*PROBLEM TO SOLVE*
Reproduce the climbing interview transcript below word for word, from start to finish.

*TEXT EXTRACT*
* start *
Meagan Martin: Yeah. She’ll be 29 in August and I’ll be 29 in September.
Neely Quinn: Oh yeah, you’re 28. You told me that in the beginning.
Meagan Martin: It’s okay. Angie really doesn’t compete that much anymore, Emily random did Open Nationals and she was like, ‘I don’t know how you guys do this all the time.’ I look at people like Kyra and I feel like I’ve been competing with her for the last few years and she’s only 21. I forget all the time. I’m like, ‘Oh, you must be 24 at least,’ or something and she’s like, ‘No. 21.’ She’s young.
Neely Quinn: I know. She’s still young enough where she can train three days on, one day off.
Meagan Martin: I do that still. I just had three days on and I feel terrible today. I woke up this morning and everything hurts so bad right now.
Neely Quinn: What do you think about that? Do you think it warrants a change?
Meagan Martin: In the competitions?
Neely Quinn: No, for you. Like in your training schedule.
Meagan Martin: Oh. See, I think because I’m gone so much I’m like, ‘Okay, I’m here for seven days. I need to make sure I do train,’ because I don’t always get to. So yes, I would say that, but I would have to be here long enough in order to change my schedule.
Neely Quinn: Or have a schedule.
Meagan Martin: Or have a schedule, yeah. I don’t have any normal schedule. It’s all just all over the place all of the time.
Neely Quinn: Girl…
Meagan Martin: July is a pretty free month, currently, so I’m really looking forward to it. I can’t wait.
Neely Quinn: Yeah, it’ll be good for you.
Meagan Martin: Yeah, to relax a little.
Neely Quinn: Can you tell me a little about what happened in Switzerland when you were just there?
Meagan Martin: What was really cool, actually, kind of crazy and cool was that there were 100 women competing and only 95 men. I think this is the first time there’s been more women than men, so it was kind of insane.
I didn’t have a terrible round. I didn’t have an amazing round. I personally did not enjoy the boulders I got, as far as the women representing the US, two of us were on the same side. I was on the same side as Lisa Chulich and then the rest of the women were on the other side so we didn’t have any of the same boulders, just Lisa and I did. I thought our boulders were not the most fun ones that I’d ever done.
* end *
*DATA LINES*
* start *
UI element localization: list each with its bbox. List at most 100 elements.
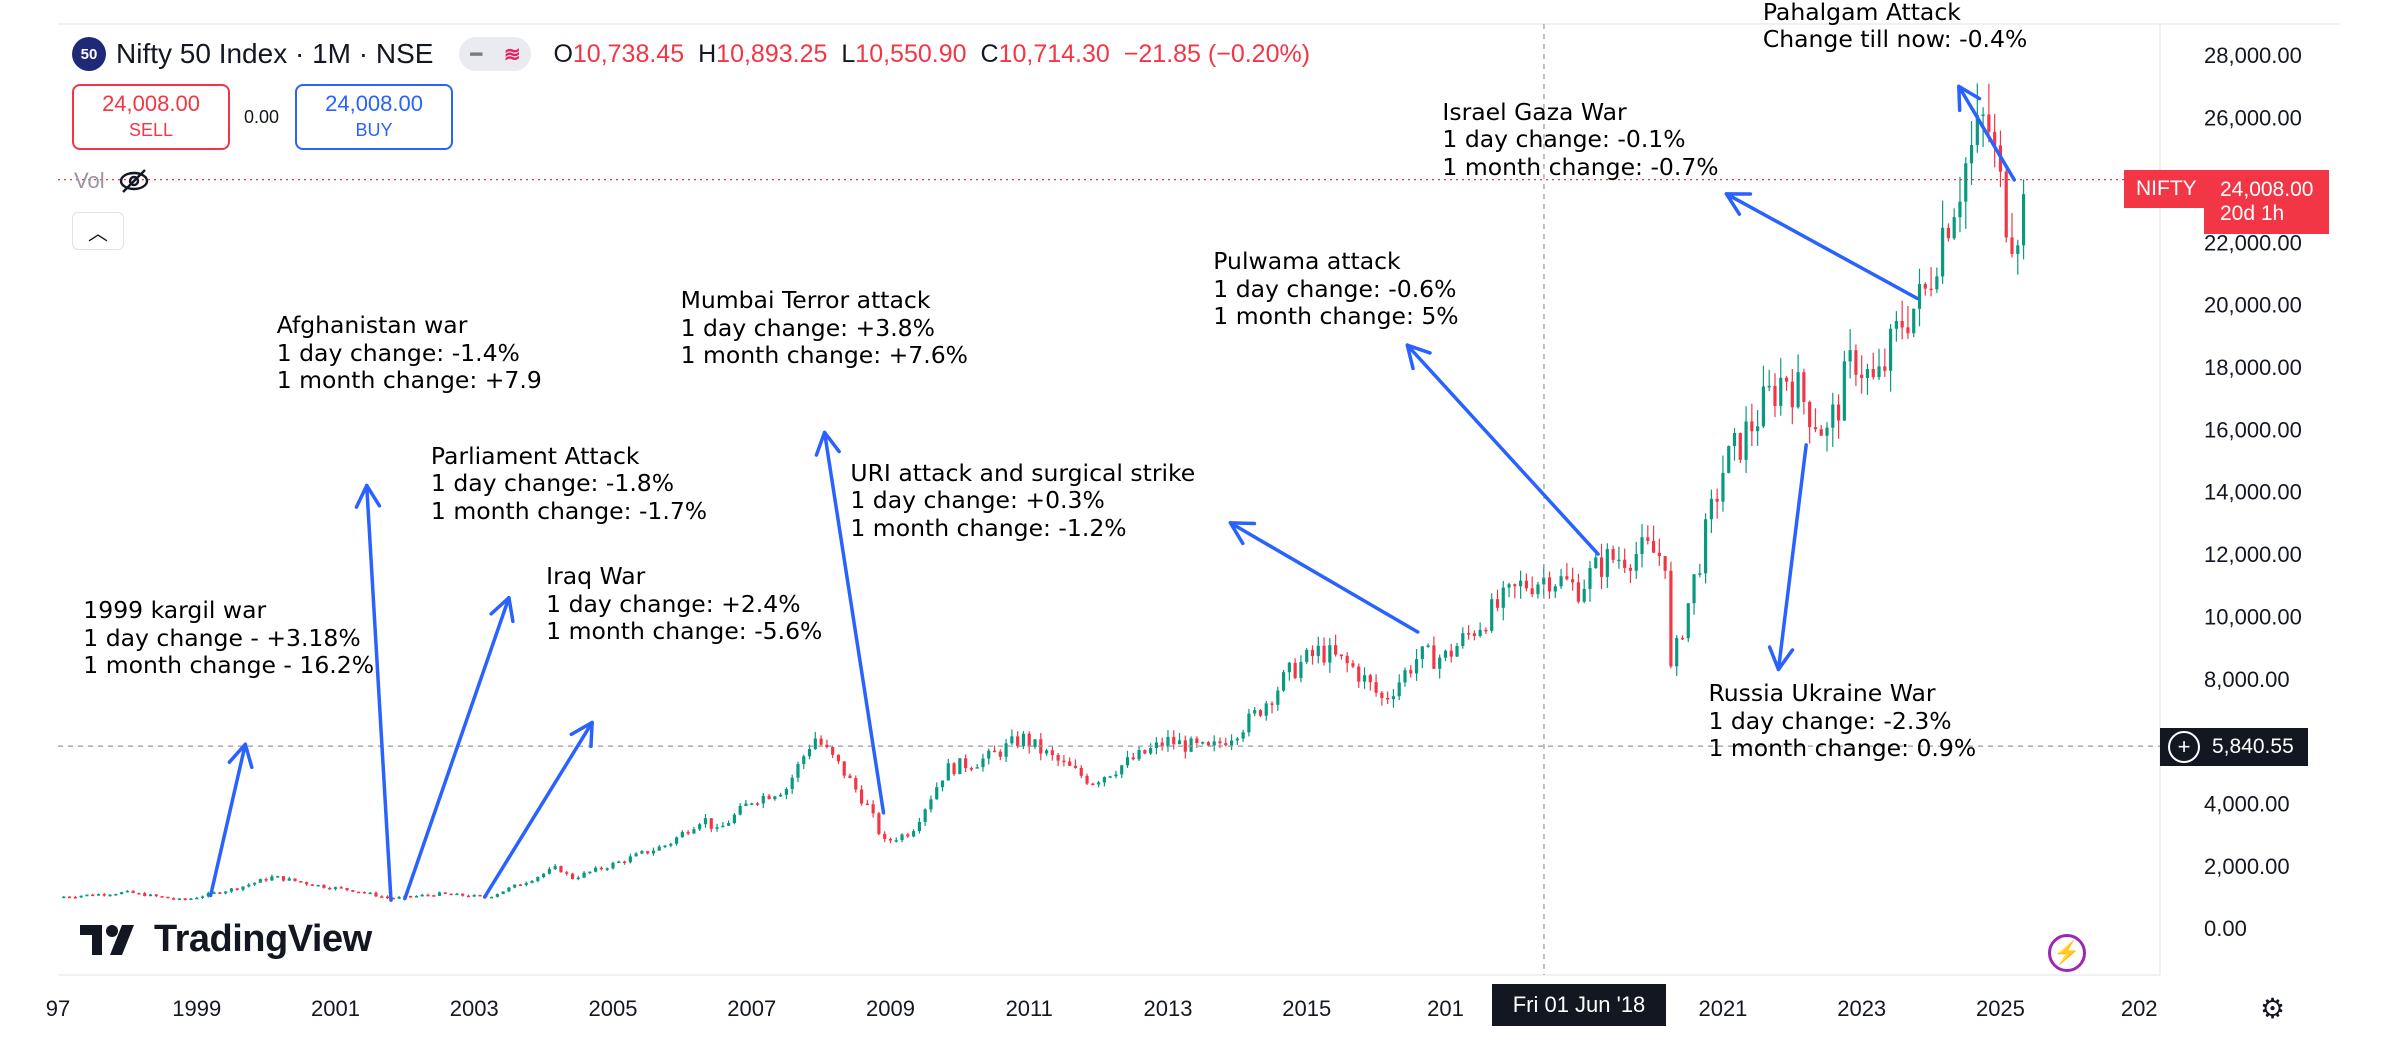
* end *
*RESPONSE FOR THIS EXERCISE*
Meagan Martin: Yeah. She’ll be 29 in August and I’ll be 29 in September.
Neely Quinn: Oh yeah, you’re 28. You told me that in the beginning.
Meagan Martin: It’s okay. Angie really doesn’t compete that much anymore, Emily random did Open Nationals and she was like, ‘I don’t know how you guys do this all the time.’ I look at people like Kyra and I feel like I’ve been competing with her for the last few years and she’s only 21. I forget all the time. I’m like, ‘Oh, you must be 24 at least,’ or something and she’s like, ‘No. 21.’ She’s young.
Neely Quinn: I know. She’s still young enough where she can train three days on, one day off.
Meagan Martin: I do that still. I just had three days on and I feel terrible today. I woke up this morning and everything hurts so bad right now.
Neely Quinn: What do you think about that? Do you think it warrants a change?
Meagan Martin: In the competitions?
Neely Quinn: No, for you. Like in your training schedule.
Meagan Martin: Oh. See, I think because I’m gone so much I’m like, ‘Okay, I’m here for seven days. I need to make sure I do train,’ because I don’t always get to. So yes, I would say that, but I would have to be here long enough in order to change my schedule.
Neely Quinn: Or have a schedule.
Meagan Martin: Or have a schedule, yeah. I don’t have any normal schedule. It’s all just all over the place all of the time.
Neely Quinn: Girl…
Meagan Martin: July is a pretty free month, currently, so I’m really looking forward to it. I can’t wait.
Neely Quinn: Yeah, it’ll be good for you.
Meagan Martin: Yeah, to relax a little.
Neely Quinn: Can you tell me a little about what happened in Switzerland when you were just there?
Meagan Martin: What was really cool, actually, kind of crazy and cool was that there were 100 women competing and only 95 men. I think this is the first time there’s been more women than men, so it was kind of insane.
I didn’t have a terrible round. I didn’t have an amazing round. I personally did not enjoy the boulders I got, as far as the women representing the US, two of us were on the same side. I was on the same side as Lisa Chulich and then the rest of the women were on the other side so we didn’t have any of the same boulders, just Lisa and I did. I thought our boulders were not the most fun ones that I’d ever done.